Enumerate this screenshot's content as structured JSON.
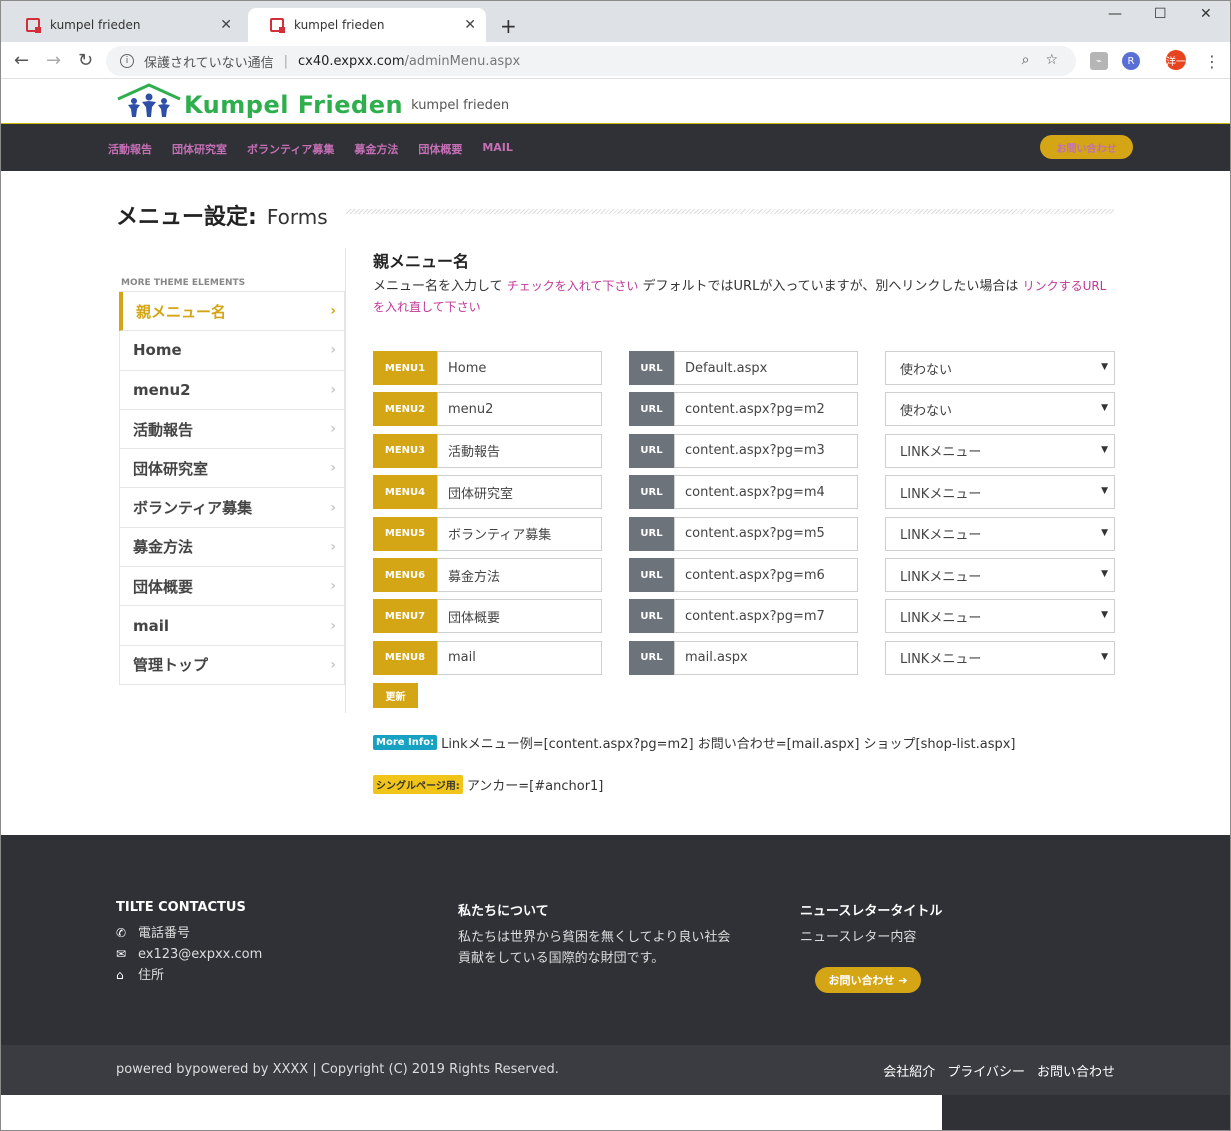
{
  "browser": {
    "tabs": [
      {
        "label": "kumpel frieden"
      },
      {
        "label": "kumpel frieden"
      }
    ],
    "new_tab": "+",
    "address": {
      "security": "保護されていない通信",
      "host": "cx40.expxx.com",
      "path": "/adminMenu.aspx"
    },
    "profile_initial": "洋一",
    "window_controls": {
      "minimize": "—",
      "maximize": "☐",
      "close": "✕"
    }
  },
  "site": {
    "logo_text": "Kumpel Frieden",
    "logo_sub": "kumpel frieden",
    "logo_color": "#2fae4e",
    "nav": [
      "活動報告",
      "団体研究室",
      "ボランティア募集",
      "募金方法",
      "団体概要",
      "MAIL"
    ],
    "contact_button": "お問い合わせ",
    "accent_color": "#d4a514",
    "nav_link_color": "#c46fb5"
  },
  "page": {
    "title_bold": "メニュー設定:",
    "title_normal": "Forms"
  },
  "sidebar": {
    "heading": "MORE THEME ELEMENTS",
    "items": [
      {
        "label": "親メニュー名",
        "active": true
      },
      {
        "label": "Home"
      },
      {
        "label": "menu2"
      },
      {
        "label": "活動報告"
      },
      {
        "label": "団体研究室"
      },
      {
        "label": "ボランティア募集"
      },
      {
        "label": "募金方法"
      },
      {
        "label": "団体概要"
      },
      {
        "label": "mail"
      },
      {
        "label": "管理トップ"
      }
    ]
  },
  "section": {
    "title": "親メニュー名",
    "desc_part1": "メニュー名を入力して ",
    "desc_hl1": "チェックを入れて下さい",
    "desc_part2": " デフォルトではURLが入っていますが、別へリンクしたい場合は ",
    "desc_hl2": "リンクするURLを入れ直して下さい"
  },
  "menu_rows": [
    {
      "label": "MENU1",
      "name": "Home",
      "url_label": "URL",
      "url": "Default.aspx",
      "option": "使わない"
    },
    {
      "label": "MENU2",
      "name": "menu2",
      "url_label": "URL",
      "url": "content.aspx?pg=m2",
      "option": "使わない"
    },
    {
      "label": "MENU3",
      "name": "活動報告",
      "url_label": "URL",
      "url": "content.aspx?pg=m3",
      "option": "LINKメニュー"
    },
    {
      "label": "MENU4",
      "name": "団体研究室",
      "url_label": "URL",
      "url": "content.aspx?pg=m4",
      "option": "LINKメニュー"
    },
    {
      "label": "MENU5",
      "name": "ボランティア募集",
      "url_label": "URL",
      "url": "content.aspx?pg=m5",
      "option": "LINKメニュー"
    },
    {
      "label": "MENU6",
      "name": "募金方法",
      "url_label": "URL",
      "url": "content.aspx?pg=m6",
      "option": "LINKメニュー"
    },
    {
      "label": "MENU7",
      "name": "団体概要",
      "url_label": "URL",
      "url": "content.aspx?pg=m7",
      "option": "LINKメニュー"
    },
    {
      "label": "MENU8",
      "name": "mail",
      "url_label": "URL",
      "url": "mail.aspx",
      "option": "LINKメニュー"
    }
  ],
  "update_button": "更新",
  "notes": [
    {
      "badge": "More Info:",
      "text": "Linkメニュー例=[content.aspx?pg=m2] お問い合わせ=[mail.aspx] ショップ[shop-list.aspx]"
    },
    {
      "badge": "シングルページ用:",
      "text": "アンカー=[#anchor1]"
    }
  ],
  "footer": {
    "contact": {
      "title": "TILTE CONTACTUS",
      "phone": "電話番号",
      "email": "ex123@expxx.com",
      "address": "住所"
    },
    "about": {
      "title": "私たちについて",
      "line1": "私たちは世界から貧困を無くしてより良い社会",
      "line2": "貢献をしている国際的な財団です。"
    },
    "newsletter": {
      "title": "ニュースレタータイトル",
      "body": "ニュースレター内容",
      "button": "お問い合わせ ➔"
    },
    "copyright": "powered bypowered by XXXX | Copyright (C) 2019 Rights Reserved.",
    "links": [
      "会社紹介",
      "プライバシー",
      "お問い合わせ"
    ]
  }
}
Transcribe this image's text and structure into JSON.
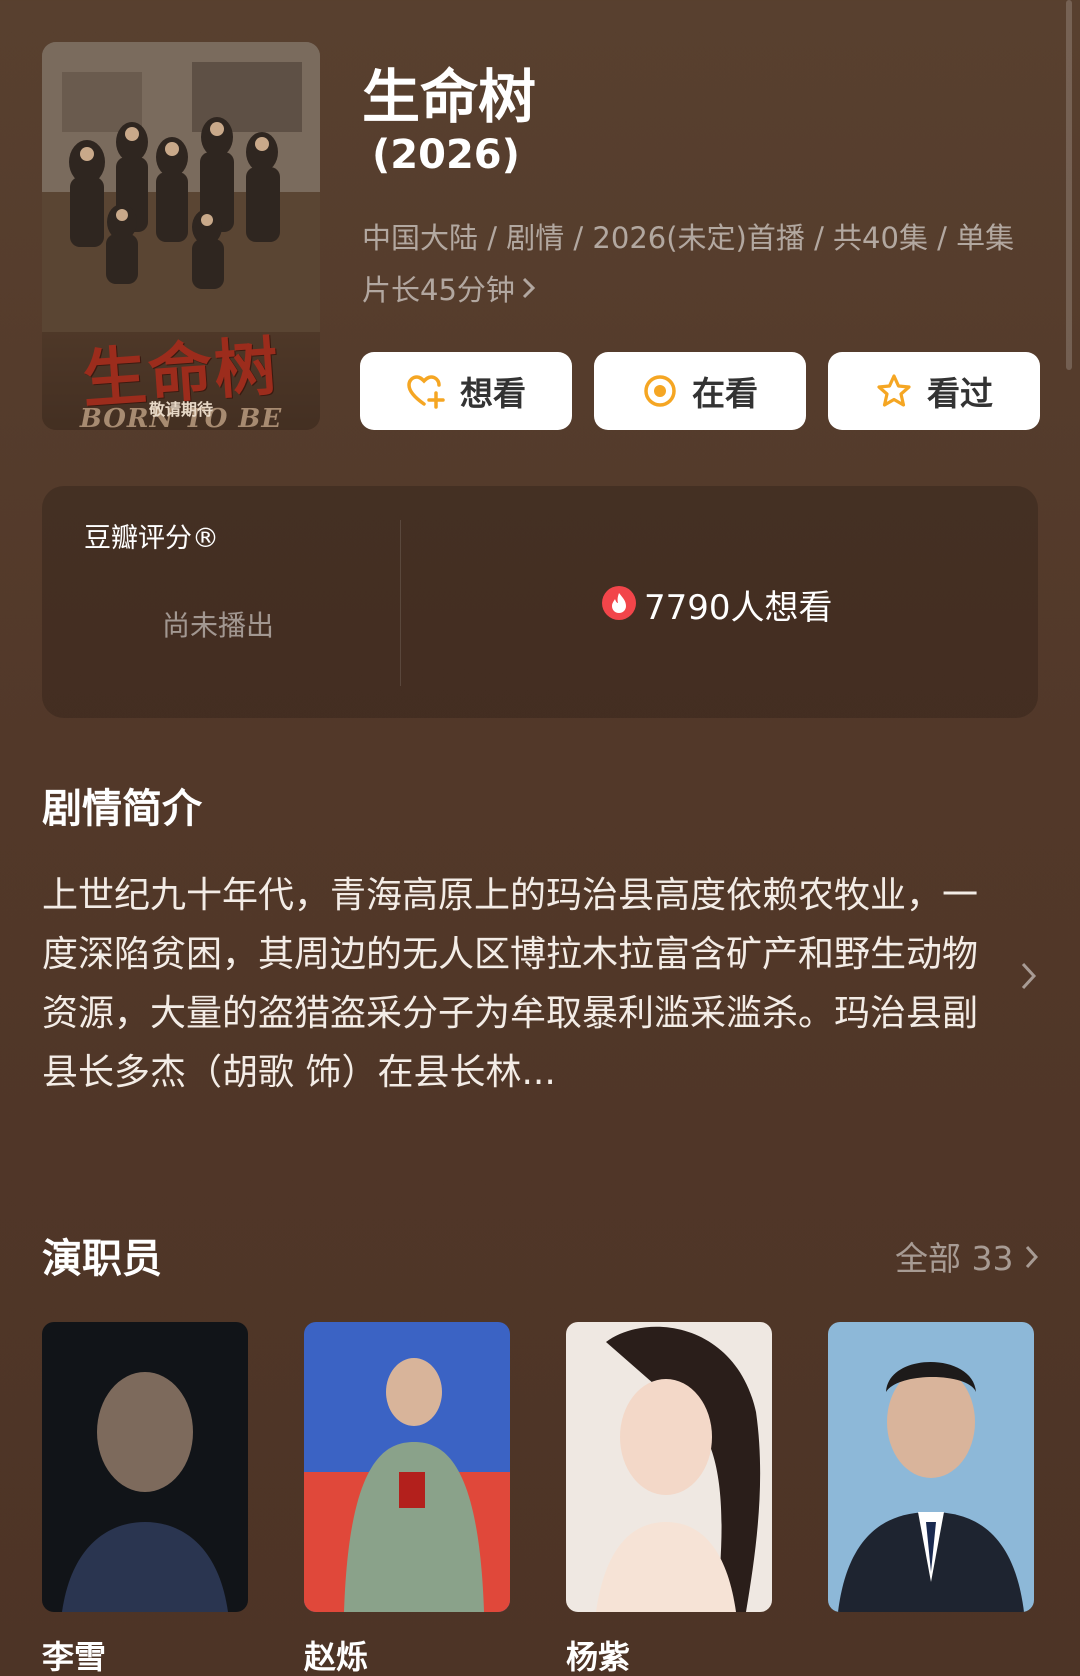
{
  "poster": {
    "title_art": "生命树",
    "subtitle_art": "BORN TO BE ALIVE",
    "tag": "敬请期待"
  },
  "show": {
    "title": "生命树",
    "year": "(2026)",
    "meta": "中国大陆 / 剧情 / 2026(未定)首播 / 共40集 / 单集片长45分钟"
  },
  "actions": {
    "want": "想看",
    "watching": "在看",
    "watched": "看过"
  },
  "rating": {
    "label": "豆瓣评分®",
    "status": "尚未播出",
    "want_count": "7790人想看"
  },
  "synopsis": {
    "heading": "剧情简介",
    "text": "上世纪九十年代，青海高原上的玛治县高度依赖农牧业，一度深陷贫困，其周边的无人区博拉木拉富含矿产和野生动物资源，大量的盗猎盗采分子为牟取暴利滥采滥杀。玛治县副县长多杰（胡歌 饰）在县长林..."
  },
  "cast": {
    "heading": "演职员",
    "all_label": "全部 33",
    "members": [
      {
        "name": "李雪"
      },
      {
        "name": "赵烁"
      },
      {
        "name": "杨紫"
      },
      {
        "name": ""
      }
    ]
  },
  "colors": {
    "background": "#543a2b",
    "card": "#4a3224",
    "accent_orange": "#f5a623",
    "fire_red": "#f2454a"
  }
}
============================================================
### WHAT TO DO
Copy each line in full and exactly, omitting any picture.

### EXERCISE ANSWER
Enumerate this screenshot's content as structured JSON.
{
  "browser": {
    "tabs": [
      {
        "label": "kumpel frieden"
      },
      {
        "label": "kumpel frieden"
      }
    ],
    "new_tab": "+",
    "address": {
      "security": "保護されていない通信",
      "host": "cx40.expxx.com",
      "path": "/adminMenu.aspx"
    },
    "profile_initial": "洋一",
    "window_controls": {
      "minimize": "—",
      "maximize": "☐",
      "close": "✕"
    }
  },
  "site": {
    "logo_text": "Kumpel Frieden",
    "logo_sub": "kumpel frieden",
    "logo_color": "#2fae4e",
    "nav": [
      "活動報告",
      "団体研究室",
      "ボランティア募集",
      "募金方法",
      "団体概要",
      "MAIL"
    ],
    "contact_button": "お問い合わせ",
    "accent_color": "#d4a514",
    "nav_link_color": "#c46fb5"
  },
  "page": {
    "title_bold": "メニュー設定:",
    "title_normal": "Forms"
  },
  "sidebar": {
    "heading": "MORE THEME ELEMENTS",
    "items": [
      {
        "label": "親メニュー名",
        "active": true
      },
      {
        "label": "Home"
      },
      {
        "label": "menu2"
      },
      {
        "label": "活動報告"
      },
      {
        "label": "団体研究室"
      },
      {
        "label": "ボランティア募集"
      },
      {
        "label": "募金方法"
      },
      {
        "label": "団体概要"
      },
      {
        "label": "mail"
      },
      {
        "label": "管理トップ"
      }
    ]
  },
  "section": {
    "title": "親メニュー名",
    "desc_part1": "メニュー名を入力して ",
    "desc_hl1": "チェックを入れて下さい",
    "desc_part2": " デフォルトではURLが入っていますが、別へリンクしたい場合は ",
    "desc_hl2": "リンクするURLを入れ直して下さい"
  },
  "menu_rows": [
    {
      "label": "MENU1",
      "name": "Home",
      "url_label": "URL",
      "url": "Default.aspx",
      "option": "使わない"
    },
    {
      "label": "MENU2",
      "name": "menu2",
      "url_label": "URL",
      "url": "content.aspx?pg=m2",
      "option": "使わない"
    },
    {
      "label": "MENU3",
      "name": "活動報告",
      "url_label": "URL",
      "url": "content.aspx?pg=m3",
      "option": "LINKメニュー"
    },
    {
      "label": "MENU4",
      "name": "団体研究室",
      "url_label": "URL",
      "url": "content.aspx?pg=m4",
      "option": "LINKメニュー"
    },
    {
      "label": "MENU5",
      "name": "ボランティア募集",
      "url_label": "URL",
      "url": "content.aspx?pg=m5",
      "option": "LINKメニュー"
    },
    {
      "label": "MENU6",
      "name": "募金方法",
      "url_label": "URL",
      "url": "content.aspx?pg=m6",
      "option": "LINKメニュー"
    },
    {
      "label": "MENU7",
      "name": "団体概要",
      "url_label": "URL",
      "url": "content.aspx?pg=m7",
      "option": "LINKメニュー"
    },
    {
      "label": "MENU8",
      "name": "mail",
      "url_label": "URL",
      "url": "mail.aspx",
      "option": "LINKメニュー"
    }
  ],
  "update_button": "更新",
  "notes": [
    {
      "badge": "More Info:",
      "text": "Linkメニュー例=[content.aspx?pg=m2] お問い合わせ=[mail.aspx] ショップ[shop-list.aspx]"
    },
    {
      "badge": "シングルページ用:",
      "text": "アンカー=[#anchor1]"
    }
  ],
  "footer": {
    "contact": {
      "title": "TILTE CONTACTUS",
      "phone": "電話番号",
      "email": "ex123@expxx.com",
      "address": "住所"
    },
    "about": {
      "title": "私たちについて",
      "line1": "私たちは世界から貧困を無くしてより良い社会",
      "line2": "貢献をしている国際的な財団です。"
    },
    "newsletter": {
      "title": "ニュースレタータイトル",
      "body": "ニュースレター内容",
      "button": "お問い合わせ ➔"
    },
    "copyright": "powered bypowered by XXXX | Copyright (C) 2019 Rights Reserved.",
    "links": [
      "会社紹介",
      "プライバシー",
      "お問い合わせ"
    ]
  }
}
Transcribe this image's text and structure into JSON.
{
  "poster": {
    "title_art": "生命树",
    "subtitle_art": "BORN TO BE ALIVE",
    "tag": "敬请期待"
  },
  "show": {
    "title": "生命树",
    "year": "(2026)",
    "meta": "中国大陆 / 剧情 / 2026(未定)首播 / 共40集 / 单集片长45分钟"
  },
  "actions": {
    "want": "想看",
    "watching": "在看",
    "watched": "看过"
  },
  "rating": {
    "label": "豆瓣评分®",
    "status": "尚未播出",
    "want_count": "7790人想看"
  },
  "synopsis": {
    "heading": "剧情简介",
    "text": "上世纪九十年代，青海高原上的玛治县高度依赖农牧业，一度深陷贫困，其周边的无人区博拉木拉富含矿产和野生动物资源，大量的盗猎盗采分子为牟取暴利滥采滥杀。玛治县副县长多杰（胡歌 饰）在县长林..."
  },
  "cast": {
    "heading": "演职员",
    "all_label": "全部 33",
    "members": [
      {
        "name": "李雪"
      },
      {
        "name": "赵烁"
      },
      {
        "name": "杨紫"
      },
      {
        "name": ""
      }
    ]
  },
  "colors": {
    "background": "#543a2b",
    "card": "#4a3224",
    "accent_orange": "#f5a623",
    "fire_red": "#f2454a"
  }
}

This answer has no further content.